#### [Activity]
Exact transcription of the records is required.

(Dataset rows for document pages)
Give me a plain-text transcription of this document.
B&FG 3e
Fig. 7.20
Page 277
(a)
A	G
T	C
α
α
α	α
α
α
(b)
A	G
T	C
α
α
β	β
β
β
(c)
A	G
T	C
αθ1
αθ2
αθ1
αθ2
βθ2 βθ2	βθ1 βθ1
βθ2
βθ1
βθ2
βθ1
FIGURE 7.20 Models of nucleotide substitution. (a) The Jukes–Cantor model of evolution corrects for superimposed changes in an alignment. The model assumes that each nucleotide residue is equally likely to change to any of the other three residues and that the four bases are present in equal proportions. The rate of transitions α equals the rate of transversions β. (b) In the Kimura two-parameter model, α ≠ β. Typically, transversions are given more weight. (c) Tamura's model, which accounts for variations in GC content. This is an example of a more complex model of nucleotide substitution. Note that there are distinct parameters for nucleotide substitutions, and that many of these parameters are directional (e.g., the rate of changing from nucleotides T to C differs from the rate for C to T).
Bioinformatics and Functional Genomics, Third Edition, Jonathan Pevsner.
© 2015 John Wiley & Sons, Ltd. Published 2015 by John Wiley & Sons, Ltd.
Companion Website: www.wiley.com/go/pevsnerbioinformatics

#### [Exercise solution]
Give me a plain-text transcription of this document.
B&FG 3e
Fig. 7.20
Page 277
(a)
A	G
T	C
α
α
α	α
α
α
(b)
A	G
T	C
α
α
β	β
β
β
(c)
A	G
T	C
αθ1
αθ2
αθ1
αθ2
βθ2 βθ2	βθ1 βθ1
βθ2
βθ1
βθ2
βθ1
FIGURE 7.20 Models of nucleotide substitution. (a) The Jukes–Cantor model of evolution corrects for superimposed changes in an alignment. The model assumes that each nucleotide residue is equally likely to change to any of the other three residues and that the four bases are present in equal proportions. The rate of transitions α equals the rate of transversions β. (b) In the Kimura two-parameter model, α ≠ β. Typically, transversions are given more weight. (c) Tamura's model, which accounts for variations in GC content. This is an example of a more complex model of nucleotide substitution. Note that there are distinct parameters for nucleotide substitutions, and that many of these parameters are directional (e.g., the rate of changing from nucleotides T to C differs from the rate for C to T).
Bioinformatics and Functional Genomics, Third Edition, Jonathan Pevsner.
© 2015 John Wiley & Sons, Ltd. Published 2015 by John Wiley & Sons, Ltd.
Companion Website: www.wiley.com/go/pevsnerbioinformatics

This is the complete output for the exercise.